begin
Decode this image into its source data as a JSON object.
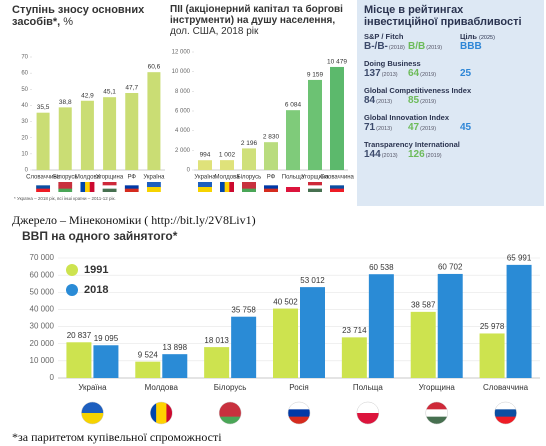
{
  "chart_data": [
    {
      "type": "bar",
      "title": "Ступінь зносу основних засобів*,",
      "subtitle": "%",
      "categories": [
        "Словаччина",
        "Білорусь",
        "Молдова",
        "Угорщина",
        "РФ",
        "Україна"
      ],
      "values": [
        35.5,
        38.8,
        42.9,
        45.1,
        47.7,
        60.6
      ],
      "value_labels": [
        "35,5",
        "38,8",
        "42,9",
        "45,1",
        "47,7",
        "60,6"
      ],
      "color": "#cadd74",
      "ylim": [
        0,
        70
      ],
      "yticks": [
        0,
        10,
        20,
        30,
        40,
        50,
        60,
        70
      ],
      "note": "* Україна – 2018 рік, всі інші країни – 2011-12 рік."
    },
    {
      "type": "bar",
      "title": "ПІІ (акціонерний капітал та боргові інструменти) на душу населення,",
      "subtitle": "дол. США, 2018 рік",
      "categories": [
        "Україна",
        "Молдова",
        "Білорусь",
        "РФ",
        "Польща",
        "Угорщина",
        "Словаччина"
      ],
      "values": [
        994,
        1002,
        2196,
        2830,
        6084,
        9159,
        10479
      ],
      "value_labels": [
        "994",
        "1 002",
        "2 196",
        "2 830",
        "6 084",
        "9 159",
        "10 479"
      ],
      "colors": [
        "#dfe27a",
        "#dfe27a",
        "#cfe07a",
        "#b9dc7e",
        "#7fcb7a",
        "#6cc273",
        "#5cb96c"
      ],
      "ylim": [
        0,
        12000
      ],
      "yticks": [
        0,
        {
          "value": 2000,
          "label": "2 000"
        },
        {
          "value": 4000,
          "label": "4 000"
        },
        {
          "value": 6000,
          "label": "6 000"
        },
        {
          "value": 8000,
          "label": "8 000"
        },
        {
          "value": 10000,
          "label": "10 000"
        },
        {
          "value": 12000,
          "label": "12 000"
        }
      ]
    },
    {
      "type": "bar",
      "title": "ВВП на одного зайнятого*",
      "categories": [
        "Україна",
        "Молдова",
        "Білорусь",
        "Росія",
        "Польща",
        "Угорщина",
        "Словаччина"
      ],
      "series": [
        {
          "name": "1991",
          "color": "#cde34f",
          "values": [
            20837,
            9524,
            18013,
            40502,
            23714,
            38587,
            25978
          ],
          "value_labels": [
            "20 837",
            "9 524",
            "18 013",
            "40 502",
            "23 714",
            "38 587",
            "25 978"
          ]
        },
        {
          "name": "2018",
          "color": "#2a8bd6",
          "values": [
            19095,
            13898,
            35758,
            53012,
            60538,
            60702,
            65991
          ],
          "value_labels": [
            "19 095",
            "13 898",
            "35 758",
            "53 012",
            "60 538",
            "60 702",
            "65 991"
          ]
        }
      ],
      "ylim": [
        0,
        70000
      ],
      "yticks": [
        0,
        {
          "value": 10000,
          "label": "10 000"
        },
        {
          "value": 20000,
          "label": "20 000"
        },
        {
          "value": 30000,
          "label": "30 000"
        },
        {
          "value": 40000,
          "label": "40 000"
        },
        {
          "value": 50000,
          "label": "50 000"
        },
        {
          "value": 60000,
          "label": "60 000"
        },
        {
          "value": 70000,
          "label": "70 000"
        }
      ],
      "grid": true,
      "legend": "upper left",
      "note": "*за паритетом купівельної спроможності"
    }
  ],
  "ratings": {
    "title": "Місце в рейтингах інвестиційної привабливості",
    "target_header": "Ціль",
    "target_year": "(2025)",
    "rows": [
      {
        "name": "S&P / Fitch",
        "entries": [
          {
            "text": "B-/B-",
            "year": "(2018)"
          },
          {
            "text": "B/B",
            "year": "(2019)"
          }
        ],
        "target": "BBB"
      },
      {
        "name": "Doing Business",
        "entries": [
          {
            "text": 137,
            "year": "(2013)"
          },
          {
            "text": 64,
            "year": "(2019)"
          }
        ],
        "target": 25
      },
      {
        "name": "Global Competitiveness Index",
        "entries": [
          {
            "text": 84,
            "year": "(2013)"
          },
          {
            "text": 85,
            "year": "(2019)"
          }
        ]
      },
      {
        "name": "Global Innovation Index",
        "entries": [
          {
            "text": 71,
            "year": "(2013)"
          },
          {
            "text": 47,
            "year": "(2019)"
          }
        ],
        "target": 45
      },
      {
        "name": "Transparency International",
        "entries": [
          {
            "text": 144,
            "year": "(2013)"
          },
          {
            "text": 126,
            "year": "(2019)"
          }
        ]
      }
    ]
  },
  "source": "Джерело – Мінекономіки ( http://bit.ly/2V8Liv1)"
}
end
Instruction =
Exclude the pictures and transcribe all of the entries exactly.

Output of the task =
Decode this image into its source data as a JSON object.
{
  "chart_data": [
    {
      "type": "bar",
      "title": "Ступінь зносу основних засобів*,",
      "subtitle": "%",
      "categories": [
        "Словаччина",
        "Білорусь",
        "Молдова",
        "Угорщина",
        "РФ",
        "Україна"
      ],
      "values": [
        35.5,
        38.8,
        42.9,
        45.1,
        47.7,
        60.6
      ],
      "value_labels": [
        "35,5",
        "38,8",
        "42,9",
        "45,1",
        "47,7",
        "60,6"
      ],
      "color": "#cadd74",
      "ylim": [
        0,
        70
      ],
      "yticks": [
        0,
        10,
        20,
        30,
        40,
        50,
        60,
        70
      ],
      "note": "* Україна – 2018 рік, всі інші країни – 2011-12 рік."
    },
    {
      "type": "bar",
      "title": "ПІІ (акціонерний капітал та боргові інструменти) на душу населення,",
      "subtitle": "дол. США, 2018 рік",
      "categories": [
        "Україна",
        "Молдова",
        "Білорусь",
        "РФ",
        "Польща",
        "Угорщина",
        "Словаччина"
      ],
      "values": [
        994,
        1002,
        2196,
        2830,
        6084,
        9159,
        10479
      ],
      "value_labels": [
        "994",
        "1 002",
        "2 196",
        "2 830",
        "6 084",
        "9 159",
        "10 479"
      ],
      "colors": [
        "#dfe27a",
        "#dfe27a",
        "#cfe07a",
        "#b9dc7e",
        "#7fcb7a",
        "#6cc273",
        "#5cb96c"
      ],
      "ylim": [
        0,
        12000
      ],
      "yticks": [
        0,
        {
          "value": 2000,
          "label": "2 000"
        },
        {
          "value": 4000,
          "label": "4 000"
        },
        {
          "value": 6000,
          "label": "6 000"
        },
        {
          "value": 8000,
          "label": "8 000"
        },
        {
          "value": 10000,
          "label": "10 000"
        },
        {
          "value": 12000,
          "label": "12 000"
        }
      ]
    },
    {
      "type": "bar",
      "title": "ВВП на одного зайнятого*",
      "categories": [
        "Україна",
        "Молдова",
        "Білорусь",
        "Росія",
        "Польща",
        "Угорщина",
        "Словаччина"
      ],
      "series": [
        {
          "name": "1991",
          "color": "#cde34f",
          "values": [
            20837,
            9524,
            18013,
            40502,
            23714,
            38587,
            25978
          ],
          "value_labels": [
            "20 837",
            "9 524",
            "18 013",
            "40 502",
            "23 714",
            "38 587",
            "25 978"
          ]
        },
        {
          "name": "2018",
          "color": "#2a8bd6",
          "values": [
            19095,
            13898,
            35758,
            53012,
            60538,
            60702,
            65991
          ],
          "value_labels": [
            "19 095",
            "13 898",
            "35 758",
            "53 012",
            "60 538",
            "60 702",
            "65 991"
          ]
        }
      ],
      "ylim": [
        0,
        70000
      ],
      "yticks": [
        0,
        {
          "value": 10000,
          "label": "10 000"
        },
        {
          "value": 20000,
          "label": "20 000"
        },
        {
          "value": 30000,
          "label": "30 000"
        },
        {
          "value": 40000,
          "label": "40 000"
        },
        {
          "value": 50000,
          "label": "50 000"
        },
        {
          "value": 60000,
          "label": "60 000"
        },
        {
          "value": 70000,
          "label": "70 000"
        }
      ],
      "grid": true,
      "legend": "upper left",
      "note": "*за паритетом купівельної спроможності"
    }
  ],
  "ratings": {
    "title": "Місце в рейтингах інвестиційної привабливості",
    "target_header": "Ціль",
    "target_year": "(2025)",
    "rows": [
      {
        "name": "S&P / Fitch",
        "entries": [
          {
            "text": "B-/B-",
            "year": "(2018)"
          },
          {
            "text": "B/B",
            "year": "(2019)"
          }
        ],
        "target": "BBB"
      },
      {
        "name": "Doing Business",
        "entries": [
          {
            "text": 137,
            "year": "(2013)"
          },
          {
            "text": 64,
            "year": "(2019)"
          }
        ],
        "target": 25
      },
      {
        "name": "Global Competitiveness Index",
        "entries": [
          {
            "text": 84,
            "year": "(2013)"
          },
          {
            "text": 85,
            "year": "(2019)"
          }
        ]
      },
      {
        "name": "Global Innovation Index",
        "entries": [
          {
            "text": 71,
            "year": "(2013)"
          },
          {
            "text": 47,
            "year": "(2019)"
          }
        ],
        "target": 45
      },
      {
        "name": "Transparency International",
        "entries": [
          {
            "text": 144,
            "year": "(2013)"
          },
          {
            "text": 126,
            "year": "(2019)"
          }
        ]
      }
    ]
  },
  "source": "Джерело – Мінекономіки ( http://bit.ly/2V8Liv1)"
}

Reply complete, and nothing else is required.